··· Stored data ···

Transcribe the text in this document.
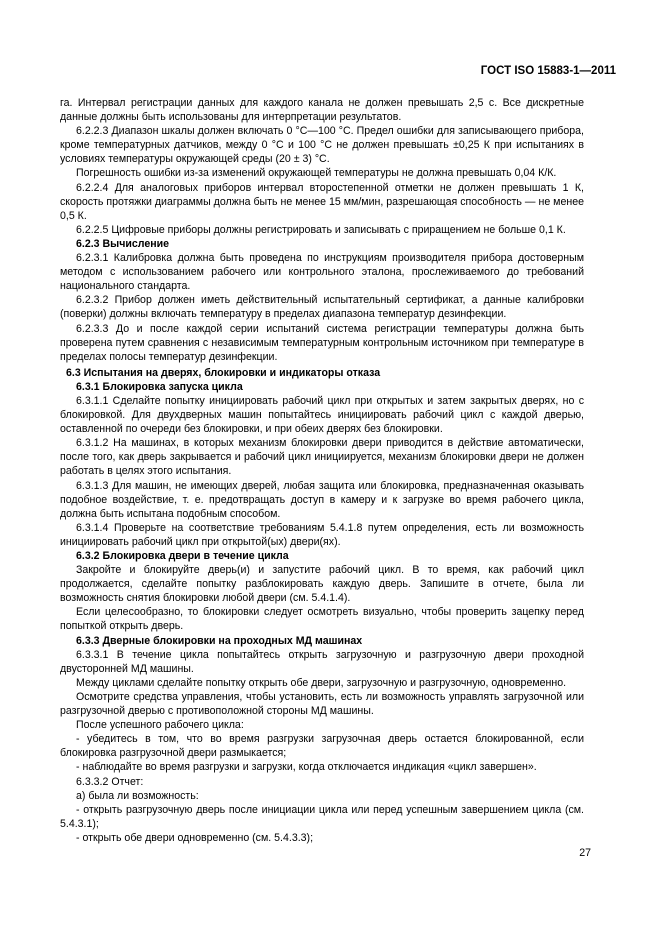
ГОСТ ISO 15883-1—2011

га. Интервал регистрации данных для каждого канала не должен превышать 2,5 с. Все дискретные данные должны быть использованы для интерпретации результатов.

6.2.2.3 Диапазон шкалы должен включать 0 °С—100 °С. Предел ошибки для записывающего прибора, кроме температурных датчиков, между 0 °С и 100 °С не должен превышать ±0,25 К при испытаниях в условиях температуры окружающей среды (20 ± 3) °С.

Погрешность ошибки из-за изменений окружающей температуры не должна превышать 0,04 К/К.

6.2.2.4 Для аналоговых приборов интервал второстепенной отметки не должен превышать 1 К, скорость протяжки диаграммы должна быть не менее 15 мм/мин, разрешающая способность — не менее 0,5 К.

6.2.2.5 Цифровые приборы должны регистрировать и записывать с приращением не больше 0,1 К.

6.2.3 Вычисление

6.2.3.1 Калибровка должна быть проведена по инструкциям производителя прибора достоверным методом с использованием рабочего или контрольного эталона, прослеживаемого до требований национального стандарта.

6.2.3.2 Прибор должен иметь действительный испытательный сертификат, а данные калибровки (поверки) должны включать температуру в пределах диапазона температур дезинфекции.

6.2.3.3 До и после каждой серии испытаний система регистрации температуры должна быть проверена путем сравнения с независимым температурным контрольным источником при температуре в пределах полосы температур дезинфекции.

6.3 Испытания на дверях, блокировки и индикаторы отказа

6.3.1 Блокировка запуска цикла

6.3.1.1 Сделайте попытку инициировать рабочий цикл при открытых и затем закрытых дверях, но с блокировкой. Для двухдверных машин попытайтесь инициировать рабочий цикл с каждой дверью, оставленной по очереди без блокировки, и при обеих дверях без блокировки.

6.3.1.2 На машинах, в которых механизм блокировки двери приводится в действие автоматически, после того, как дверь закрывается и рабочий цикл инициируется, механизм блокировки двери не должен работать в целях этого испытания.

6.3.1.3 Для машин, не имеющих дверей, любая защита или блокировка, предназначенная оказывать подобное воздействие, т. е. предотвращать доступ в камеру и к загрузке во время рабочего цикла, должна быть испытана подобным способом.

6.3.1.4 Проверьте на соответствие требованиям 5.4.1.8 путем определения, есть ли возможность инициировать рабочий цикл при открытой(ых) двери(ях).

6.3.2 Блокировка двери в течение цикла

Закройте и блокируйте дверь(и) и запустите рабочий цикл. В то время, как рабочий цикл продолжается, сделайте попытку разблокировать каждую дверь. Запишите в отчете, была ли возможность снятия блокировки любой двери (см. 5.4.1.4).

Если целесообразно, то блокировки следует осмотреть визуально, чтобы проверить зацепку перед попыткой открыть дверь.

6.3.3 Дверные блокировки на проходных МД машинах

6.3.3.1 В течение цикла попытайтесь открыть загрузочную и разгрузочную двери проходной двусторонней МД машины.

Между циклами сделайте попытку открыть обе двери, загрузочную и разгрузочную, одновременно.

Осмотрите средства управления, чтобы установить, есть ли возможность управлять загрузочной или разгрузочной дверью с противоположной стороны МД машины.

После успешного рабочего цикла:

- убедитесь в том, что во время разгрузки загрузочная дверь остается блокированной, если блокировка разгрузочной двери размыкается;

- наблюдайте во время разгрузки и загрузки, когда отключается индикация «цикл завершен».

6.3.3.2 Отчет:

а) была ли возможность:

- открыть разгрузочную дверь после инициации цикла или перед успешным завершением цикла (см. 5.4.3.1);

- открыть обе двери одновременно (см. 5.4.3.3);

27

···

Objective = Scan the material above. Return every line containing the string "путем".

Written answer =
6.2.3.3 До и после каждой серии испытаний система регистрации температуры должна быть проверена путем сравнения с независимым температурным контрольным источником при температуре в пределах полосы температур дезинфекции.
6.3.1.4 Проверьте на соответствие требованиям 5.4.1.8 путем определения, есть ли возможность инициировать рабочий цикл при открытой(ых) двери(ях).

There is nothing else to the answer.